** Page excerpt **
Now the CDC estimates that people infected with Delta pass the virus to between five and 9.5 people. This is higher than the original virus identified in Wuhan, China, which had an R0 between 2.3 and 2.7, and the Alpha variant which had an R0 between four and five. Delta can be as infectious as chicken pox, which has an R0 between 9 and 10.
If R0 is larger than one, the number of infected people will keep growing exponentially until all susceptible people have either died or recovered and herd immunity is reached. If R0 is less than one the outbreak will likely fizzle out on its own.
For the original SARS-CoV-2, herd immunity could be reached when around 67 percent of the population was immune—either through natural infection or vaccination. “For Delta, those thresholds we estimate being well over 80 percent, maybe approaching 90 percent,” Ricardo Franco, an assistant professor of medicine at the University of Alabama at Birmingham said at a press briefing organized by the Infectious Diseases Society of America.
A higher viral load
Delta is not only more transmissible than previous SARS-CoV-2 variants, it can also cause more severe disease. People infected with the Delta variant harbor about 1,000 times the number of viral particles (which experts call the “viral load”) in their nasal swab compared to those infected with another strain, “which is an enormous increase,” says Eric Topol, the founder and director of the Scripps Research Translational Institute, who was not involved in this study.
One reason for this is that the Delta variant replicates more quickly in the nose. A study, not yet peer reviewed has shown that the Delta variant took an average of four days to reach detectable levels after exposure to a sick person, compared to about six days for the original Wuhan virus.
Even after vaccination, Delta infections produced a 10-fold higher viral load than non-Delta infections. In fact several recent studies, none peer reviewed yet, show that vaccinated people carry the same viral load as the unvaccinated. “We are seeing infections and seeing the large number of people being infected by a single case, which is quite worrying. It means that the virus is highly transmissible and is able to avoid … vaccine-induced immunity,” said Ravindra Gupta, a clinical microbiologist at the University of Cambridge, who led the study that is not yet peer reviewed.

** Work instructions **
a - According to the Delta variant excerpt, what herd immunity threshold did Ricardo Franco estimate for Delta?
b - Pick up the Delta variant excerpt after its final sentence and keep writing.

** Entries shown **
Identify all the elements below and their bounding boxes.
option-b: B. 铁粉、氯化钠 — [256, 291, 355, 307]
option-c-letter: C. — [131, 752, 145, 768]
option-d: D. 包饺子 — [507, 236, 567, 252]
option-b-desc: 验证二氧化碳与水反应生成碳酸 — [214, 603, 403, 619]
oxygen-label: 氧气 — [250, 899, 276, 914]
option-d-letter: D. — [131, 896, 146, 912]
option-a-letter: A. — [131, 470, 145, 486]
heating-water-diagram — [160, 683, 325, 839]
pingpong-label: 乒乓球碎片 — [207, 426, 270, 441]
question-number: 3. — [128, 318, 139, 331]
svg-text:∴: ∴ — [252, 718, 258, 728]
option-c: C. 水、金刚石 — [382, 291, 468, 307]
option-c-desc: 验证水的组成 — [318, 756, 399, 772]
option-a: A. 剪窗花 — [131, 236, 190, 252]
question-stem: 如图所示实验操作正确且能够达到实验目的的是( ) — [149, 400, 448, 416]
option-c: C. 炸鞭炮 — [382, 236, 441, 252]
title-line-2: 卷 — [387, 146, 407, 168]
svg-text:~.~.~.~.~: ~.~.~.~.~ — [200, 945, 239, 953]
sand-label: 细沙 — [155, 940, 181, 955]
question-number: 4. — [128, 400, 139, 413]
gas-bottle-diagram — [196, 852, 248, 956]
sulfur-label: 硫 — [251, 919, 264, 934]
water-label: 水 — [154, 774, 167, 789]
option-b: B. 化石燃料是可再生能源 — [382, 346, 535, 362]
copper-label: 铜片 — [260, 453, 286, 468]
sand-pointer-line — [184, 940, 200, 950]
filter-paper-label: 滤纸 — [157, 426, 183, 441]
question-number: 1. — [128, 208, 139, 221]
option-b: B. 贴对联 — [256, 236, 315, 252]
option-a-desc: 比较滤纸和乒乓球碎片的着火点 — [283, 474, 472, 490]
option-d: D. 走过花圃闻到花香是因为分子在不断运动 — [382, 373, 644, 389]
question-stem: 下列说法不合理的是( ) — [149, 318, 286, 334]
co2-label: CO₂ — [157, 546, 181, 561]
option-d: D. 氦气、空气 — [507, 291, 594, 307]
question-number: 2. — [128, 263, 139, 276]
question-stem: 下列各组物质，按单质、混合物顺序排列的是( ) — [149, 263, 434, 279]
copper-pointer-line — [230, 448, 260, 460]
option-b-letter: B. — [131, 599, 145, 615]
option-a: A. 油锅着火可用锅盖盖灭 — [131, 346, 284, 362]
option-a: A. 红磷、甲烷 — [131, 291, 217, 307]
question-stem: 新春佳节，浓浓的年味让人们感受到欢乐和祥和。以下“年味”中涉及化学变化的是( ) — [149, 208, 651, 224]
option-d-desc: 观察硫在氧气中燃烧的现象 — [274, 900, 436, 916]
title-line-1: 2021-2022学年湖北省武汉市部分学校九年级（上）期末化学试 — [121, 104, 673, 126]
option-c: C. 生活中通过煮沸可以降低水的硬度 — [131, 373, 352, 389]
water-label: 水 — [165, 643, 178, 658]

** Responses to the tasks **
a - Well over 80 percent, maybe approaching 90 percent.

b -
Delta is also better at destroying cells because of a mutation at position 681 of its spike protein, which is fast becoming common in other variants around the globe and is thought to be an evolutionary game changer. This P681R mutation makes it easier for Delta and the related Kappa variants to invade the host cell by fusing infected cells into structures called syncytium, which is a way of accelerating infection. Syncytia are also formed by other viruses such as HIV. “We found in cell culture experiments that Delta variant shows bigger syncytia when compared to SARS-CoV-2,” explained Kei Sato, a virologist at The University of Tokyo, Japan.
The Delta variant has also undergone multiple mutations in its spike protein that seem to improve the virus’s ability to bind to the ACE2 receptor and evade the immune response.
Breakthrough infections and boosters
The good news is that a complete dose of the currently authorized COVID-19 vaccines remains effective. “All the vaccines work pretty well," said Jeff Kwong, an infectious diseases epidemiologist at the University of Toronto. "And the vaccines were more protective against the severe outcomes compared to symptomatic infection,” Kwong has shown in a study, not yet peer reviewed, the effectiveness of Pfizer, Moderna, and AstraZeneca vaccines against symptomatic infection, hospitalization, or death between December 2020 and May 2021.